● **Short exercise**: Collect all lines from the records below that include the word "replicando".

begin Data to process

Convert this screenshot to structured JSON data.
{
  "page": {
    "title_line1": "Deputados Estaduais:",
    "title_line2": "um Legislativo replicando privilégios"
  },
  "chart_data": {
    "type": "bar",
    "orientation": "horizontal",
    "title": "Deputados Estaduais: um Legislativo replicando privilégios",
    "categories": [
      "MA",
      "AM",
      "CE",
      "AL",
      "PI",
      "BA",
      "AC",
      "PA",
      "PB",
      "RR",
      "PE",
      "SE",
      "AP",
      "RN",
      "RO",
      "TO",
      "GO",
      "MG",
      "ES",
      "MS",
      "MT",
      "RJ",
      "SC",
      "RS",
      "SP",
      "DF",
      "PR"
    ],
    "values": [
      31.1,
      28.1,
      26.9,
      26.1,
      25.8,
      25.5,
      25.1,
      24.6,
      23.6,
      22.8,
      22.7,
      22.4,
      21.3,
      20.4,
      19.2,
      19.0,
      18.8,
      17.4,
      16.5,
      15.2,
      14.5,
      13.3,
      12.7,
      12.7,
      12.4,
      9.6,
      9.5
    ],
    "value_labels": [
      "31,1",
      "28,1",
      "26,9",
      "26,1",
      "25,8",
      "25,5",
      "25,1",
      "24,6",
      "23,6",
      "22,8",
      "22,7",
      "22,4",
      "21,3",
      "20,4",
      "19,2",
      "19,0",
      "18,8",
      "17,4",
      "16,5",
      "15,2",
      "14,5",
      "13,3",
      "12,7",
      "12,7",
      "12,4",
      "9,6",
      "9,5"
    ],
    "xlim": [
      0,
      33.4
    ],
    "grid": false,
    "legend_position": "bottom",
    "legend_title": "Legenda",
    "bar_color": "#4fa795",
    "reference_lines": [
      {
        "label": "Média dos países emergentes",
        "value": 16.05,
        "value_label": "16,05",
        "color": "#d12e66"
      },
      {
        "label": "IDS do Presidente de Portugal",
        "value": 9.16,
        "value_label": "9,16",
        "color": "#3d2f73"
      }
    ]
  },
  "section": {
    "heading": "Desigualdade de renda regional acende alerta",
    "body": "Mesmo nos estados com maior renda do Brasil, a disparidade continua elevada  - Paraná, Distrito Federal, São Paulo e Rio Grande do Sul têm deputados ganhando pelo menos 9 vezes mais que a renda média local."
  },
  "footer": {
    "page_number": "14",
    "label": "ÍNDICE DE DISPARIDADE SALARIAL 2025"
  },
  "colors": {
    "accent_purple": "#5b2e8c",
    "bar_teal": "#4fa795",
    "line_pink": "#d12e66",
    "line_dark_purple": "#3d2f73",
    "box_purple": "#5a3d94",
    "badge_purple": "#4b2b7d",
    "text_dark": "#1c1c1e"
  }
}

end Data to process

● **Written solution**:
    "title_line2": "um Legislativo replicando privilégios"
    "title": "Deputados Estaduais: um Legislativo replicando privilégios",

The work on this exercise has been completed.